> TO BE DONE
From the entries below, tally how many lines contain "underworld" and report only that figure.

> MATERIAL FOR THIS TASK

+ + +

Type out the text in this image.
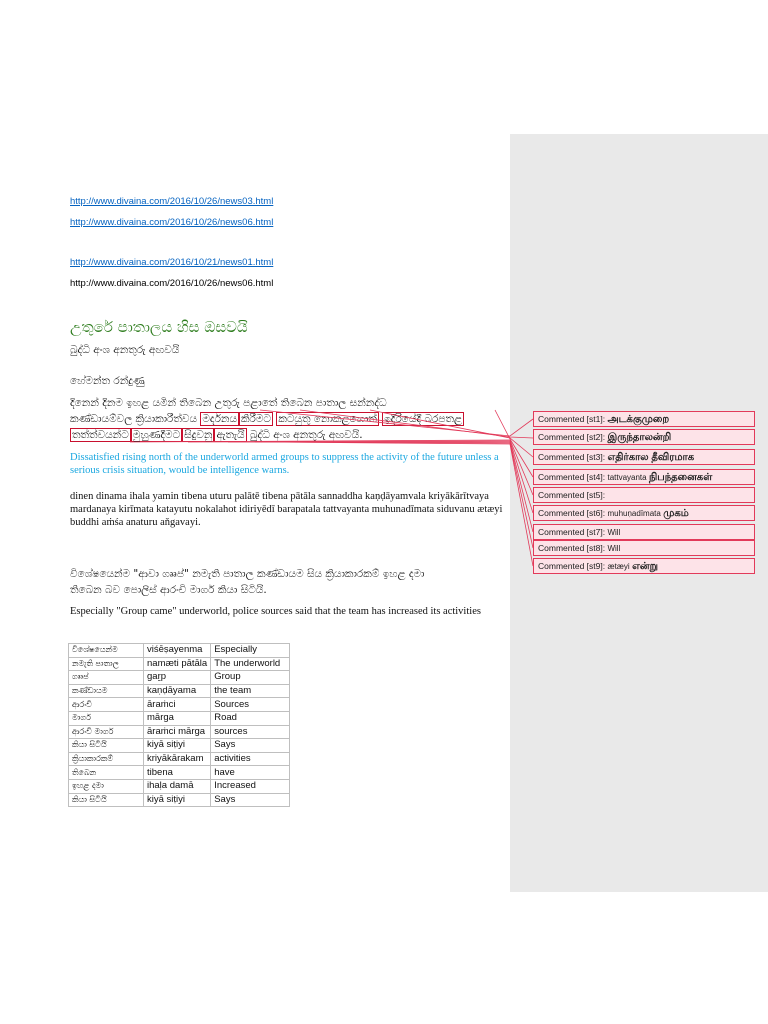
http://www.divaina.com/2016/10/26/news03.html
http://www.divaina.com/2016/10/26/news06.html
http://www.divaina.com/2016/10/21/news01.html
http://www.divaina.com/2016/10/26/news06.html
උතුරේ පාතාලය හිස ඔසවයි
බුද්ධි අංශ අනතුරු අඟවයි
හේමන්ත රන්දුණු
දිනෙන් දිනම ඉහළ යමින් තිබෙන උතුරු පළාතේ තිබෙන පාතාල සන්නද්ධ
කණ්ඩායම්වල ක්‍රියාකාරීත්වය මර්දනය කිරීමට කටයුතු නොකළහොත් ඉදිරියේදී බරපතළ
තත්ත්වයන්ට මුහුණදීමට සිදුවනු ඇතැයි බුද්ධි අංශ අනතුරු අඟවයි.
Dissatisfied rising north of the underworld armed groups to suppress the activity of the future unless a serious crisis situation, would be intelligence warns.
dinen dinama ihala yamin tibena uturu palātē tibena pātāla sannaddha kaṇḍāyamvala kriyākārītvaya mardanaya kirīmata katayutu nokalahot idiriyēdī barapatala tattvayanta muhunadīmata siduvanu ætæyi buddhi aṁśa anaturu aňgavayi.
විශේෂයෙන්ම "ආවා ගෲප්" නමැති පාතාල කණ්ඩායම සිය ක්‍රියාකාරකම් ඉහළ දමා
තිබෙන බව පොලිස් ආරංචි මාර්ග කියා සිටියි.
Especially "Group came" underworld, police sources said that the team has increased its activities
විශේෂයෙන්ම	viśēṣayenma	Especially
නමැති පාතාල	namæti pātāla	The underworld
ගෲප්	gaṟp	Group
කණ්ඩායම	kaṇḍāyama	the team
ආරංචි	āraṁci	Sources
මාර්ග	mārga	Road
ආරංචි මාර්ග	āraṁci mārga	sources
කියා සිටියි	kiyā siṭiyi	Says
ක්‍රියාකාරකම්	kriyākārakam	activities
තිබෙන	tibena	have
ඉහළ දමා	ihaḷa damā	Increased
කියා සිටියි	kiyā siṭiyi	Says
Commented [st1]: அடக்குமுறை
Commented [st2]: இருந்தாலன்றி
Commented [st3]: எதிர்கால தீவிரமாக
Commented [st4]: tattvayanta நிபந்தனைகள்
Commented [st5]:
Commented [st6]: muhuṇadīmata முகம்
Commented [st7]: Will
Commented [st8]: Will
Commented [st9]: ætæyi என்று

+ + +

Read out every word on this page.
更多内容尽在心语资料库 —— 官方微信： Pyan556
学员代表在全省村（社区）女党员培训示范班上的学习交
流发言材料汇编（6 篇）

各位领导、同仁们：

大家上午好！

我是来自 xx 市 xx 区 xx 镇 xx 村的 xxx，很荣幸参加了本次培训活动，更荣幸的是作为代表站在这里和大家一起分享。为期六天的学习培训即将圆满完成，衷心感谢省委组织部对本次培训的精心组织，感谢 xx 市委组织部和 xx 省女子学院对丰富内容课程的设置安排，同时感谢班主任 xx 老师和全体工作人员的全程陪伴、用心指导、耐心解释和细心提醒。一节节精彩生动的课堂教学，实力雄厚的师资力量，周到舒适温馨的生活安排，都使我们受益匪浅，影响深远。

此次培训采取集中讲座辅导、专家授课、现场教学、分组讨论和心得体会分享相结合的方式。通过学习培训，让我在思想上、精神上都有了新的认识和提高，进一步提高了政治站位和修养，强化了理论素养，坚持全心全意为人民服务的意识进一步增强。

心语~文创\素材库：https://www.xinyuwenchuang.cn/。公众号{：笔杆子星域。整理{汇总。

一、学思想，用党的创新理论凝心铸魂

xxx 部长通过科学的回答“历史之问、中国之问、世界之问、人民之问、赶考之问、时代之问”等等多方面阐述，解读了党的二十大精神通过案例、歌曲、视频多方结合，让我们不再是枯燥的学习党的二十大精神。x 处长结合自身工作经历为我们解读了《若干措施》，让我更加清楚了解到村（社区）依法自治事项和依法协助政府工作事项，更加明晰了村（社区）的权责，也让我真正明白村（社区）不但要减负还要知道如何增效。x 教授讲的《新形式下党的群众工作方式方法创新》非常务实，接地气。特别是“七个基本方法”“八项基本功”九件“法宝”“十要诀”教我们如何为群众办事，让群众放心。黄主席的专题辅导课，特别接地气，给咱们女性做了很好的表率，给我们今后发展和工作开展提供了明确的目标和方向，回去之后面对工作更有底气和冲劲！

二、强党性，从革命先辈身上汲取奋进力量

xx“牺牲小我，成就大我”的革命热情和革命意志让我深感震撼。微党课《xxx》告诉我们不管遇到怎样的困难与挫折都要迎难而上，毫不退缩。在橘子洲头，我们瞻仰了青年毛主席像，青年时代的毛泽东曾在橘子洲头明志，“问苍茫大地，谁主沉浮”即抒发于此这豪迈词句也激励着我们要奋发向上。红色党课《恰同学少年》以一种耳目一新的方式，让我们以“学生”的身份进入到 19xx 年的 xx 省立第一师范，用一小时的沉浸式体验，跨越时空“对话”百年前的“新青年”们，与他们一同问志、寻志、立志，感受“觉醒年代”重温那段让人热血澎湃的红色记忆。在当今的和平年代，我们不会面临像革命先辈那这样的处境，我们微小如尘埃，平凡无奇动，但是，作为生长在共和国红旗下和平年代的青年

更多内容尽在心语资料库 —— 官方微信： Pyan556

+ + +

> ANSWER
3